» **Objective**
Images should be left out, and everything else in the listing reproduced exactly.

(Stored data entries)
◆ ◆ ◆ ◆ ◆
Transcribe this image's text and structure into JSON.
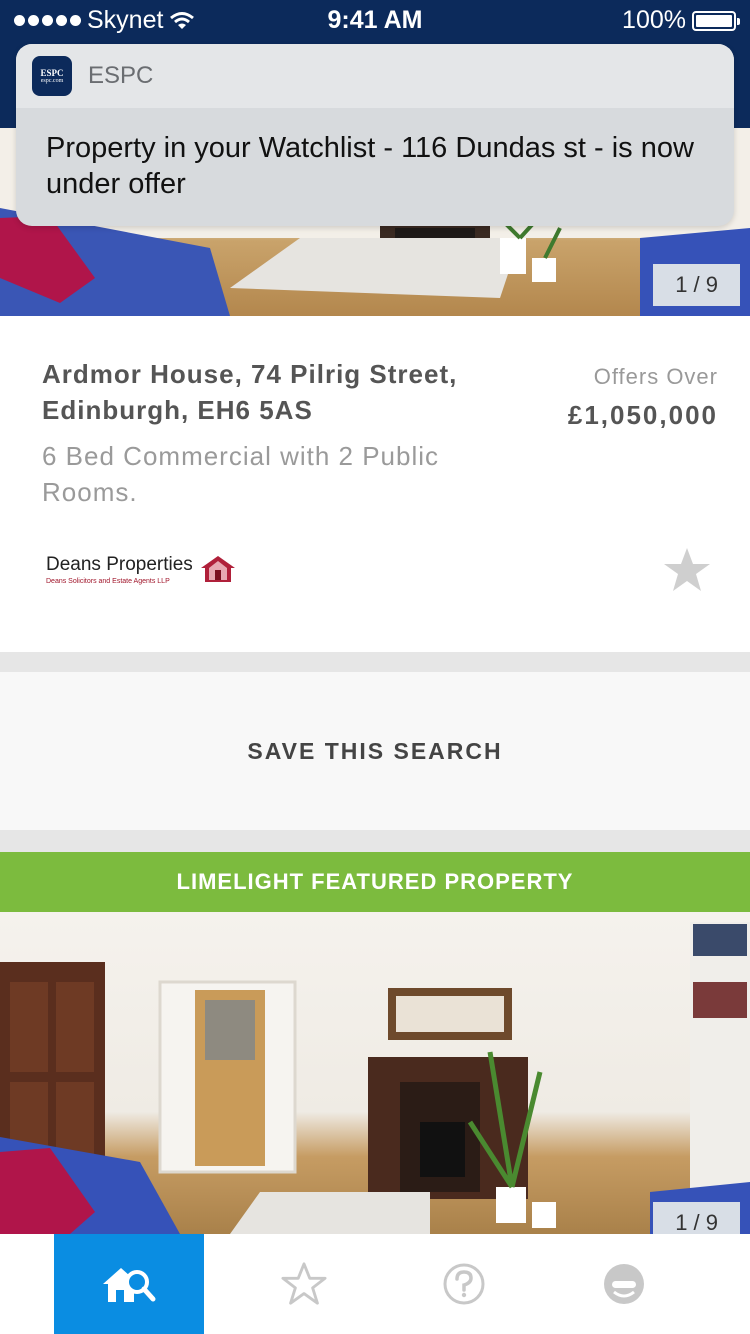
{
  "status_bar": {
    "carrier": "Skynet",
    "time": "9:41 AM",
    "battery": "100%",
    "battery_level": 1.0
  },
  "notification": {
    "app_name": "ESPC",
    "icon_text_top": "ESPC",
    "icon_text_bottom": "espc.com",
    "message": "Property in your Watchlist - 116 Dundas st - is now under offer"
  },
  "listing_1": {
    "photo_counter": "1 / 9",
    "address": "Ardmor House, 74 Pilrig Street, Edinburgh, EH6 5AS",
    "description": "6 Bed Commercial with 2 Public Rooms.",
    "price_label": "Offers Over",
    "price": "£1,050,000",
    "agent_name": "Deans Properties",
    "agent_subtitle": "Deans Solicitors and Estate Agents LLP"
  },
  "save_search_label": "SAVE THIS SEARCH",
  "featured": {
    "banner": "LIMELIGHT FEATURED PROPERTY",
    "photo_counter": "1 / 9"
  },
  "tab_bar": {
    "active": "search",
    "tabs": [
      {
        "id": "search",
        "icon": "house-search-icon"
      },
      {
        "id": "watchlist",
        "icon": "star-icon"
      },
      {
        "id": "help",
        "icon": "question-icon"
      },
      {
        "id": "account",
        "icon": "user-icon"
      }
    ]
  },
  "colors": {
    "header_navy": "#0c2a5b",
    "featured_green": "#7cbb3e",
    "tab_active_blue": "#0a8de2",
    "agent_red": "#a0152a"
  }
}
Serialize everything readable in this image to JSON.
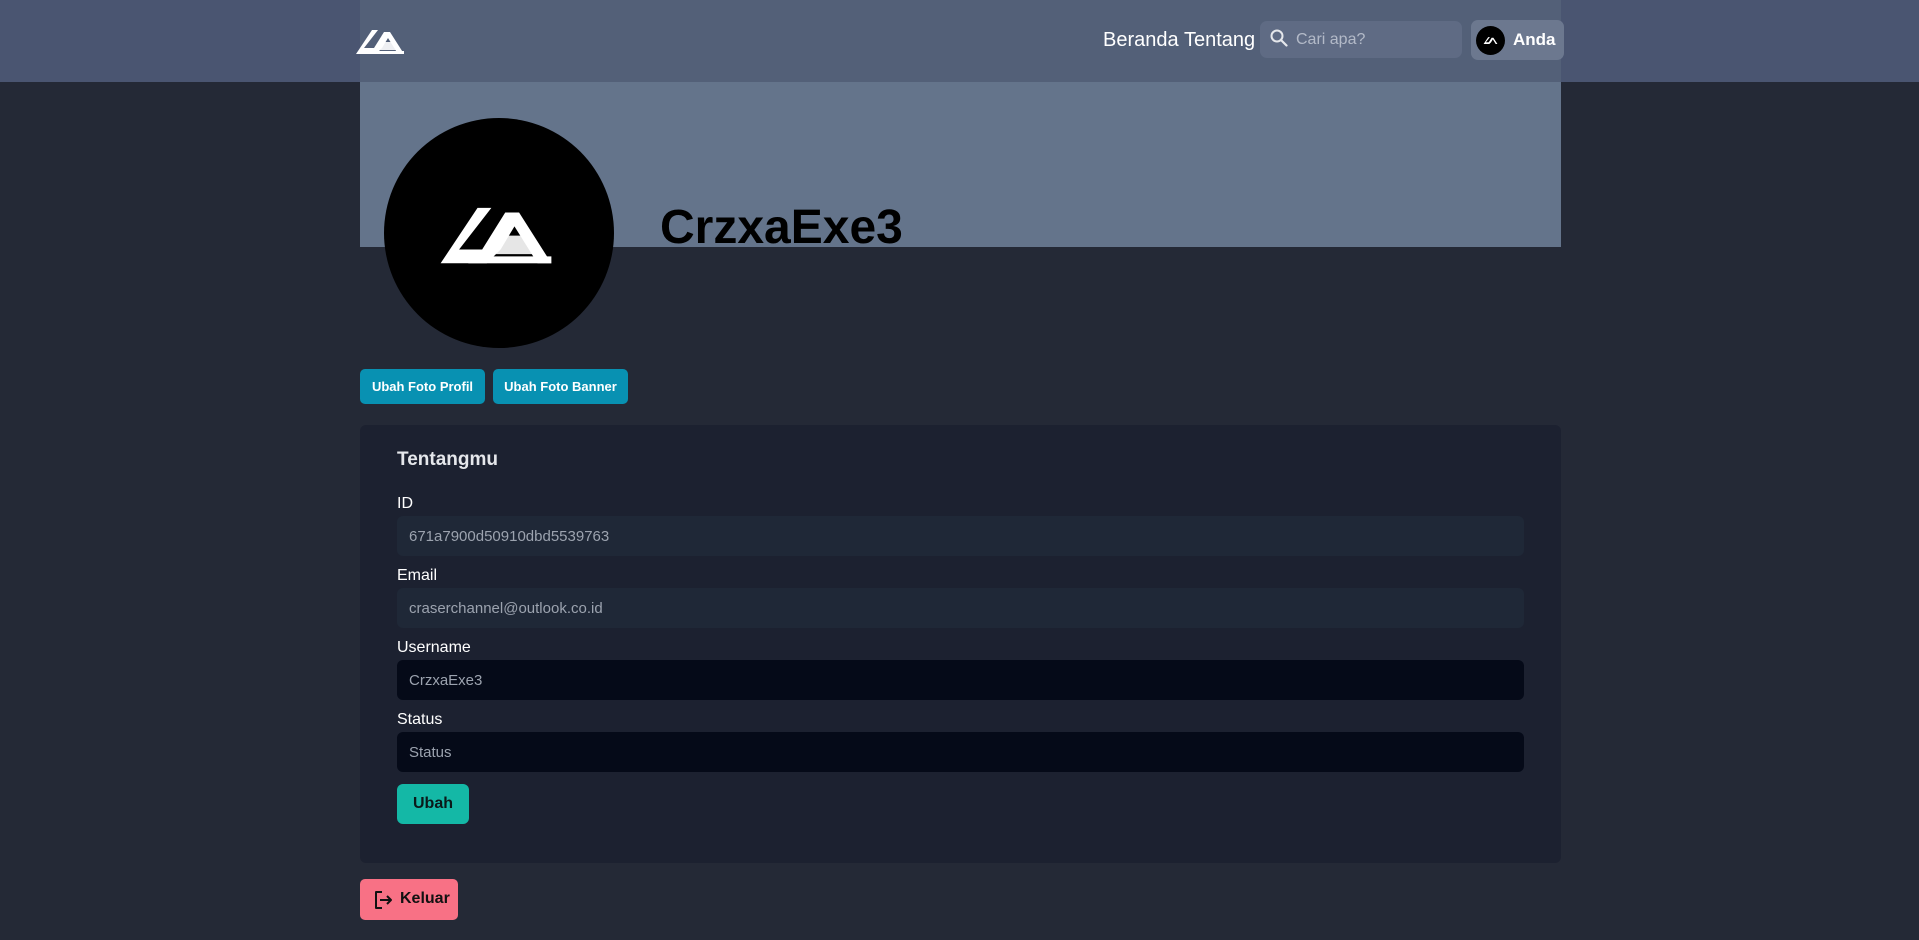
{
  "header": {
    "logo_icon": "brand-logo-icon",
    "nav": [
      {
        "label": "Beranda"
      },
      {
        "label": "Tentang"
      }
    ],
    "search": {
      "placeholder": "Cari apa?",
      "icon": "search-icon"
    },
    "user": {
      "label": "Anda",
      "avatar_icon": "brand-logo-icon"
    }
  },
  "profile": {
    "username": "CrzxaExe3",
    "change_photo_label": "Ubah Foto Profil",
    "change_banner_label": "Ubah Foto Banner"
  },
  "about_card": {
    "title": "Tentangmu",
    "fields": {
      "id": {
        "label": "ID",
        "value": "671a7900d50910dbd5539763"
      },
      "email": {
        "label": "Email",
        "value": "craserchannel@outlook.co.id"
      },
      "username": {
        "label": "Username",
        "value": "CrzxaExe3"
      },
      "status": {
        "label": "Status",
        "value": "",
        "placeholder": "Status"
      }
    },
    "save_label": "Ubah"
  },
  "logout": {
    "label": "Keluar",
    "icon": "logout-icon"
  },
  "colors": {
    "background": "#242936",
    "topbar": "#4a5571",
    "banner": "#64748b",
    "card": "#1c2130",
    "primary_button": "#0891b2",
    "save_button": "#14b8a6",
    "logout_button": "#f87185"
  }
}
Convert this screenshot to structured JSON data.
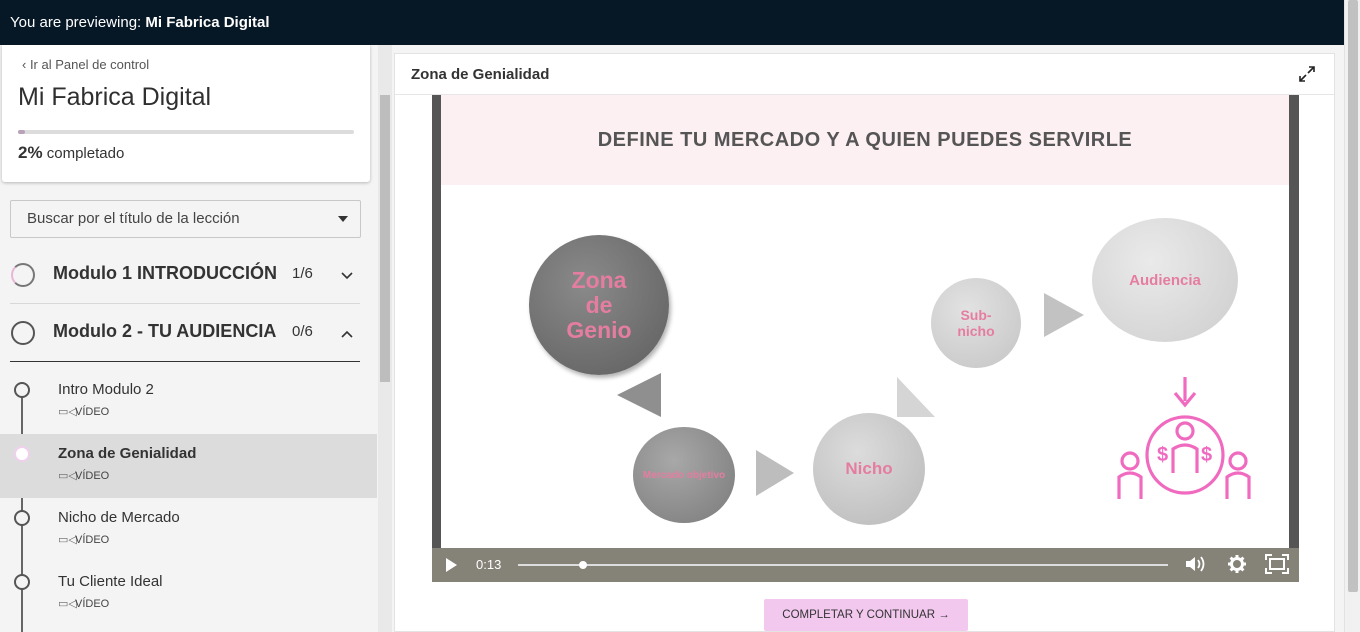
{
  "topbar": {
    "prefix": "You are previewing:",
    "school": "Mi Fabrica Digital"
  },
  "sidebar": {
    "back_link": "‹ Ir al Panel de control",
    "course_title": "Mi Fabrica Digital",
    "progress": {
      "percent_label": "2%",
      "suffix": "completado",
      "fraction": 0.02
    },
    "search_placeholder": "Buscar por el título de la lección",
    "modules": [
      {
        "title": "Modulo 1 INTRODUCCIÓN",
        "count": "1/6",
        "chevron": "chevron-down-icon"
      },
      {
        "title": "Modulo 2 - TU AUDIENCIA",
        "count": "0/6",
        "chevron": "chevron-up-icon"
      }
    ],
    "lessons": [
      {
        "title": "Intro Modulo 2",
        "type": "VÍDEO"
      },
      {
        "title": "Zona de Genialidad",
        "type": "VÍDEO",
        "active": true
      },
      {
        "title": "Nicho de Mercado",
        "type": "VÍDEO"
      },
      {
        "title": "Tu Cliente Ideal",
        "type": "VÍDEO"
      }
    ]
  },
  "main": {
    "lesson_title": "Zona de Genialidad",
    "slide": {
      "title": "DEFINE TU MERCADO Y A QUIEN PUEDES SERVIRLE",
      "bubbles": {
        "genio": "Zona de Genio",
        "mercado": "Mercado objetivo",
        "nicho": "Nicho",
        "subnicho": "Sub-nicho",
        "audiencia": "Audiencia"
      }
    },
    "player": {
      "time": "0:13",
      "progress_fraction": 0.1
    },
    "complete_button": "COMPLETAR Y CONTINUAR →"
  },
  "colors": {
    "topbar": "#061726",
    "accent_pink": "#f2c8ee",
    "slide_pink_text": "#e57da0"
  }
}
◆ ◆ ◆ ◆ ◆
» **Solution to the exercise**
Transcribe this image's text and structure into JSON.
{
  "status_bar": {
    "carrier": "Skynet",
    "time": "9:41 AM",
    "battery": "100%",
    "battery_level": 1.0
  },
  "notification": {
    "app_name": "ESPC",
    "icon_text_top": "ESPC",
    "icon_text_bottom": "espc.com",
    "message": "Property in your Watchlist - 116 Dundas st - is now under offer"
  },
  "listing_1": {
    "photo_counter": "1 / 9",
    "address": "Ardmor House, 74 Pilrig Street, Edinburgh, EH6 5AS",
    "description": "6 Bed Commercial with 2 Public Rooms.",
    "price_label": "Offers Over",
    "price": "£1,050,000",
    "agent_name": "Deans Properties",
    "agent_subtitle": "Deans Solicitors and Estate Agents LLP"
  },
  "save_search_label": "SAVE THIS SEARCH",
  "featured": {
    "banner": "LIMELIGHT FEATURED PROPERTY",
    "photo_counter": "1 / 9"
  },
  "tab_bar": {
    "active": "search",
    "tabs": [
      {
        "id": "search",
        "icon": "house-search-icon"
      },
      {
        "id": "watchlist",
        "icon": "star-icon"
      },
      {
        "id": "help",
        "icon": "question-icon"
      },
      {
        "id": "account",
        "icon": "user-icon"
      }
    ]
  },
  "colors": {
    "header_navy": "#0c2a5b",
    "featured_green": "#7cbb3e",
    "tab_active_blue": "#0a8de2",
    "agent_red": "#a0152a"
  }
}
Serialize everything readable in this image to JSON.
{
  "header": {
    "logo_icon": "brand-logo-icon",
    "nav": [
      {
        "label": "Beranda"
      },
      {
        "label": "Tentang"
      }
    ],
    "search": {
      "placeholder": "Cari apa?",
      "icon": "search-icon"
    },
    "user": {
      "label": "Anda",
      "avatar_icon": "brand-logo-icon"
    }
  },
  "profile": {
    "username": "CrzxaExe3",
    "change_photo_label": "Ubah Foto Profil",
    "change_banner_label": "Ubah Foto Banner"
  },
  "about_card": {
    "title": "Tentangmu",
    "fields": {
      "id": {
        "label": "ID",
        "value": "671a7900d50910dbd5539763"
      },
      "email": {
        "label": "Email",
        "value": "craserchannel@outlook.co.id"
      },
      "username": {
        "label": "Username",
        "value": "CrzxaExe3"
      },
      "status": {
        "label": "Status",
        "value": "",
        "placeholder": "Status"
      }
    },
    "save_label": "Ubah"
  },
  "logout": {
    "label": "Keluar",
    "icon": "logout-icon"
  },
  "colors": {
    "background": "#242936",
    "topbar": "#4a5571",
    "banner": "#64748b",
    "card": "#1c2130",
    "primary_button": "#0891b2",
    "save_button": "#14b8a6",
    "logout_button": "#f87185"
  }
}
Convert this screenshot to structured JSON data.
{
  "topbar": {
    "prefix": "You are previewing:",
    "school": "Mi Fabrica Digital"
  },
  "sidebar": {
    "back_link": "‹ Ir al Panel de control",
    "course_title": "Mi Fabrica Digital",
    "progress": {
      "percent_label": "2%",
      "suffix": "completado",
      "fraction": 0.02
    },
    "search_placeholder": "Buscar por el título de la lección",
    "modules": [
      {
        "title": "Modulo 1 INTRODUCCIÓN",
        "count": "1/6",
        "chevron": "chevron-down-icon"
      },
      {
        "title": "Modulo 2 - TU AUDIENCIA",
        "count": "0/6",
        "chevron": "chevron-up-icon"
      }
    ],
    "lessons": [
      {
        "title": "Intro Modulo 2",
        "type": "VÍDEO"
      },
      {
        "title": "Zona de Genialidad",
        "type": "VÍDEO",
        "active": true
      },
      {
        "title": "Nicho de Mercado",
        "type": "VÍDEO"
      },
      {
        "title": "Tu Cliente Ideal",
        "type": "VÍDEO"
      }
    ]
  },
  "main": {
    "lesson_title": "Zona de Genialidad",
    "slide": {
      "title": "DEFINE TU MERCADO Y A QUIEN PUEDES SERVIRLE",
      "bubbles": {
        "genio": "Zona de Genio",
        "mercado": "Mercado objetivo",
        "nicho": "Nicho",
        "subnicho": "Sub-nicho",
        "audiencia": "Audiencia"
      }
    },
    "player": {
      "time": "0:13",
      "progress_fraction": 0.1
    },
    "complete_button": "COMPLETAR Y CONTINUAR →"
  },
  "colors": {
    "topbar": "#061726",
    "accent_pink": "#f2c8ee",
    "slide_pink_text": "#e57da0"
  }
}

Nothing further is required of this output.